## Given exercise
Quote the data below in full, minus the images.

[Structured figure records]
━━━━━━━━━━━━━━━━━━━━

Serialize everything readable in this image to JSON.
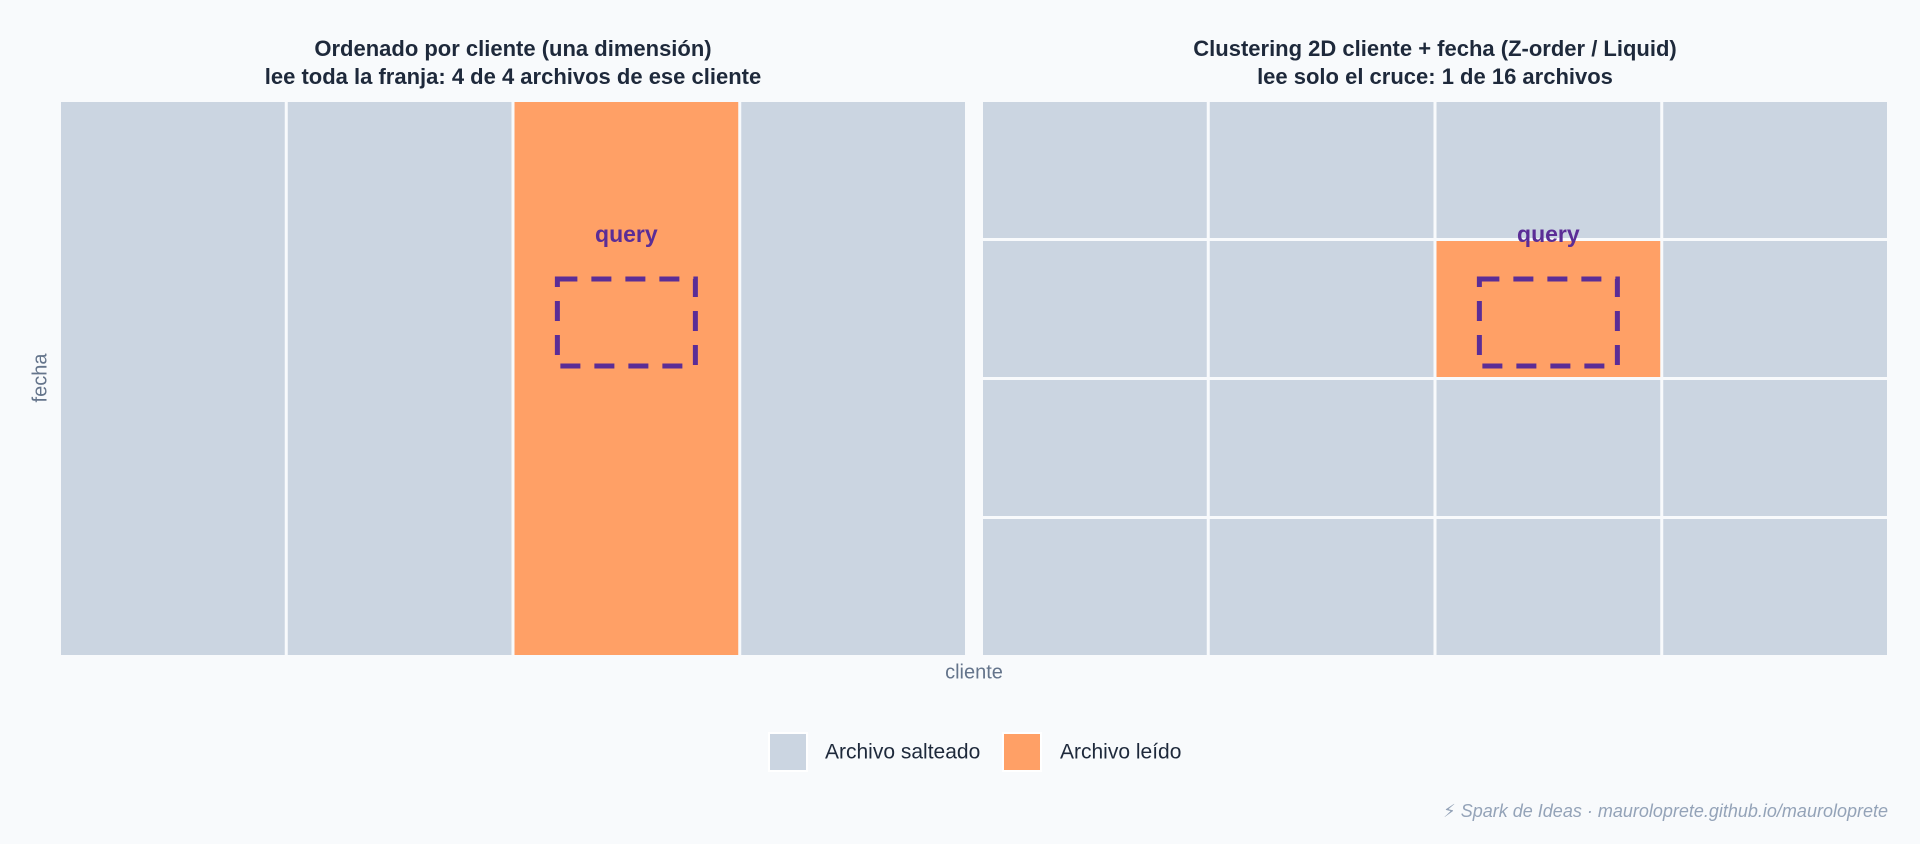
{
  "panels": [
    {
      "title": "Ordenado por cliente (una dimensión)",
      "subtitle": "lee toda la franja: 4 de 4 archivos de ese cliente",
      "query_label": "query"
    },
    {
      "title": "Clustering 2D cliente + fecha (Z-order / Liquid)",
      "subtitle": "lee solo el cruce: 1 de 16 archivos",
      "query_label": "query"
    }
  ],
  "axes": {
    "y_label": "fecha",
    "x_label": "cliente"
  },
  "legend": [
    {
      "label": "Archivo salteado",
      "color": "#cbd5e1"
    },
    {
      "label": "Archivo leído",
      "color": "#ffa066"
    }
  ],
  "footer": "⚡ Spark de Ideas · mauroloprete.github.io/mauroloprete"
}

━━━━━━━━━━━━━━━━━━━━

## Written answer
Serialize everything readable in this image to JSON.
{
  "panels": [
    {
      "title": "Ordenado por cliente (una dimensión)",
      "subtitle": "lee toda la franja: 4 de 4 archivos de ese cliente",
      "query_label": "query"
    },
    {
      "title": "Clustering 2D cliente + fecha (Z-order / Liquid)",
      "subtitle": "lee solo el cruce: 1 de 16 archivos",
      "query_label": "query"
    }
  ],
  "axes": {
    "y_label": "fecha",
    "x_label": "cliente"
  },
  "legend": [
    {
      "label": "Archivo salteado",
      "color": "#cbd5e1"
    },
    {
      "label": "Archivo leído",
      "color": "#ffa066"
    }
  ],
  "footer": "⚡ Spark de Ideas · mauroloprete.github.io/mauroloprete"
}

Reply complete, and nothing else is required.